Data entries
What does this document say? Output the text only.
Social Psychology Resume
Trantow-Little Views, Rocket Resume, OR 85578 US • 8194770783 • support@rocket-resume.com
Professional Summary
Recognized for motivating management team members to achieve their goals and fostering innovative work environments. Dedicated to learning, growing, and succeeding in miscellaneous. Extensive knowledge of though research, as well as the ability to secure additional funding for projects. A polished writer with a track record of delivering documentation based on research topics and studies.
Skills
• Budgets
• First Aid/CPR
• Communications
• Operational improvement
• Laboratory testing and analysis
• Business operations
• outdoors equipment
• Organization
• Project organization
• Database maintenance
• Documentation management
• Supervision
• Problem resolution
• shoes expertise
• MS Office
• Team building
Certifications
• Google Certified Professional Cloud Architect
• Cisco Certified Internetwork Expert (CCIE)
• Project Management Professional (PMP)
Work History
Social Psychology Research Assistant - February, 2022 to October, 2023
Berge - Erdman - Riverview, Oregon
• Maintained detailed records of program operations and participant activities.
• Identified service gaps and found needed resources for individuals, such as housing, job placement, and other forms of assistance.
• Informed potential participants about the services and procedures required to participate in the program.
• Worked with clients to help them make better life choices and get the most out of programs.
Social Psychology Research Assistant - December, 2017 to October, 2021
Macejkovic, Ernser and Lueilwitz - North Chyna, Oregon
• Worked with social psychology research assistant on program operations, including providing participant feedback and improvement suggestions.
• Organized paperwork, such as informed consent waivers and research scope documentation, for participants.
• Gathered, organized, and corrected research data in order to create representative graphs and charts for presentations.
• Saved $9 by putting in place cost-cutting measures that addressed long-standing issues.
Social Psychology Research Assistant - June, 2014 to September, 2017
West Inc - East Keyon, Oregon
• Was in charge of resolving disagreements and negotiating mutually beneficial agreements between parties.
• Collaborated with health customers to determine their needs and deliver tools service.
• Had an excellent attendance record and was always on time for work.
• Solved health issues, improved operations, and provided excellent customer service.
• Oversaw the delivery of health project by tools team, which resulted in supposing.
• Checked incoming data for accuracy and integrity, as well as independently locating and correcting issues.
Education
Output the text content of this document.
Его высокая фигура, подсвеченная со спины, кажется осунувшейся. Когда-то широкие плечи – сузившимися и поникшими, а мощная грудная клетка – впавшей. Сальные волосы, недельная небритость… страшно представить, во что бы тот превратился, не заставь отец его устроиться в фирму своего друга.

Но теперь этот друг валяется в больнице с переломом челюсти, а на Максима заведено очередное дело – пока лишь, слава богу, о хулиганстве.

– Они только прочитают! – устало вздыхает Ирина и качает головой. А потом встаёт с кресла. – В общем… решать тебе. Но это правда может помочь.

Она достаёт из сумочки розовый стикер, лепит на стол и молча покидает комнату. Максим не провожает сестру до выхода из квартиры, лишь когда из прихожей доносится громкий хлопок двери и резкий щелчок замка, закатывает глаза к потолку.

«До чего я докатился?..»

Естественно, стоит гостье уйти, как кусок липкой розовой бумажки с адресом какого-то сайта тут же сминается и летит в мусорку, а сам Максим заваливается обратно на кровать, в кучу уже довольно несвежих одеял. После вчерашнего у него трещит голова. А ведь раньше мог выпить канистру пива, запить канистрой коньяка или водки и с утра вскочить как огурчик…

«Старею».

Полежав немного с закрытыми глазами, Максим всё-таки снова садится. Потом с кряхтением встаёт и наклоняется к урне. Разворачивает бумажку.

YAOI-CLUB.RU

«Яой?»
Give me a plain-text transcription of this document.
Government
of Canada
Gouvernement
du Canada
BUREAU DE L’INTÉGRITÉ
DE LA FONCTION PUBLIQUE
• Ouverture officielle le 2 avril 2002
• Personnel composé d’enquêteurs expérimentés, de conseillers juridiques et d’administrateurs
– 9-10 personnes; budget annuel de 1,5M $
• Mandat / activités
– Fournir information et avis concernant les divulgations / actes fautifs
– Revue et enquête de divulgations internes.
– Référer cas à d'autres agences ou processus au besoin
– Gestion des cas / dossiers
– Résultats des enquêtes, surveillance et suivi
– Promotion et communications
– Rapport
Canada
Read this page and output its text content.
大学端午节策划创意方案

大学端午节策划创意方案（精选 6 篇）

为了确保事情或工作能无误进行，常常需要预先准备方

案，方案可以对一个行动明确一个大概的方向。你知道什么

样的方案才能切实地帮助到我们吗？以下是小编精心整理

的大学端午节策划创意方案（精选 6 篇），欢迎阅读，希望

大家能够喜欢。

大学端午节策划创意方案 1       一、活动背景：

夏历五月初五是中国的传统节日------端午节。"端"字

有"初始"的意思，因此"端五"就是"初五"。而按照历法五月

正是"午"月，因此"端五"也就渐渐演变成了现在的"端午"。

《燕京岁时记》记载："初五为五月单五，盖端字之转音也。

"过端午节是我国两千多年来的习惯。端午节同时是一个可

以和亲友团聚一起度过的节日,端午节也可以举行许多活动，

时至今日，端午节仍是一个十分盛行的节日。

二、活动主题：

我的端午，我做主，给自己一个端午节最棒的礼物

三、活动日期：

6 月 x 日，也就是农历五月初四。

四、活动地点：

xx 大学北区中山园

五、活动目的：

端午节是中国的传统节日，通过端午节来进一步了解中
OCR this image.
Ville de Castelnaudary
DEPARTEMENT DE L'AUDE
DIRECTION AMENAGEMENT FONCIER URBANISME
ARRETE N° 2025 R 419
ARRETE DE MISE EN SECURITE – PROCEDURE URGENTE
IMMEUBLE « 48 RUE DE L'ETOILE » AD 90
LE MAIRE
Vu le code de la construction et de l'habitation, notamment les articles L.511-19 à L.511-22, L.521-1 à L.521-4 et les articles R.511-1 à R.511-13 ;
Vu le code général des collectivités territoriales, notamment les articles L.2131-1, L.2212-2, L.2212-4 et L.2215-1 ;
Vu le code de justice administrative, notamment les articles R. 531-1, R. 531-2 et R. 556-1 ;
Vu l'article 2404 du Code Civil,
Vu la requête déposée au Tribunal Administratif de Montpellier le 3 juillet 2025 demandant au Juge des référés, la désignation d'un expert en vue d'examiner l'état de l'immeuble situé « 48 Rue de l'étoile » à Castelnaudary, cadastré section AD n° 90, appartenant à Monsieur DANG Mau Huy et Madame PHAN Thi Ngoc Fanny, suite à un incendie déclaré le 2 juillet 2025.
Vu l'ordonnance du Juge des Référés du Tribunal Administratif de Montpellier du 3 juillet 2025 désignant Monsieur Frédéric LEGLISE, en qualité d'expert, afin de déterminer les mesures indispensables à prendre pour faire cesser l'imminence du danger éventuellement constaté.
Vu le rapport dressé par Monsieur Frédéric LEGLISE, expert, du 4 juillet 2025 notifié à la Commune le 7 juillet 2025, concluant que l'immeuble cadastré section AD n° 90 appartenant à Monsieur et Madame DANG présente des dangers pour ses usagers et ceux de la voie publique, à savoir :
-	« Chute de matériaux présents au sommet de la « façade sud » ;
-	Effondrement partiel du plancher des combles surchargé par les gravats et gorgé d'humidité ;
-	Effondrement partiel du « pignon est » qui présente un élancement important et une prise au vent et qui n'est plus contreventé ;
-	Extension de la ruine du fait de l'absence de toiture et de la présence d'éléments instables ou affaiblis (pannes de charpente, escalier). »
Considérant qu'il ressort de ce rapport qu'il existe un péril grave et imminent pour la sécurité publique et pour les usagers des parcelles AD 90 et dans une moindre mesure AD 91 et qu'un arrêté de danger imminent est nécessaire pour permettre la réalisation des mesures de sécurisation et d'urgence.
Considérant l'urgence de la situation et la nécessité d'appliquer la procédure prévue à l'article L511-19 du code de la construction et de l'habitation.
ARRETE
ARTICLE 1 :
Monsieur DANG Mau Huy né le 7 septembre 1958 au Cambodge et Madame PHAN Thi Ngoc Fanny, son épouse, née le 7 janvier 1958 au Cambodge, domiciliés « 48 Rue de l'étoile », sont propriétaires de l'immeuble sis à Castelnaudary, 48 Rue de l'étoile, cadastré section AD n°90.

* **What this task involves**: Copy out every line of the listing that includes the string "PHAN".

* **Answer**:
Vu la requête déposée au Tribunal Administratif de Montpellier le 3 juillet 2025 demandant au Juge des référés, la désignation d'un expert en vue d'examiner l'état de l'immeuble situé « 48 Rue de l'étoile » à Castelnaudary, cadastré section AD n° 90, appartenant à Monsieur DANG Mau Huy et Madame PHAN Thi Ngoc Fanny, suite à un incendie déclaré le 2 juillet 2025.
Monsieur DANG Mau Huy né le 7 septembre 1958 au Cambodge et Madame PHAN Thi Ngoc Fanny, son épouse, née le 7 janvier 1958 au Cambodge, domiciliés « 48 Rue de l'étoile », sont propriétaires de l'immeuble sis à Castelnaudary, 48 Rue de l'étoile, cadastré section AD n°90.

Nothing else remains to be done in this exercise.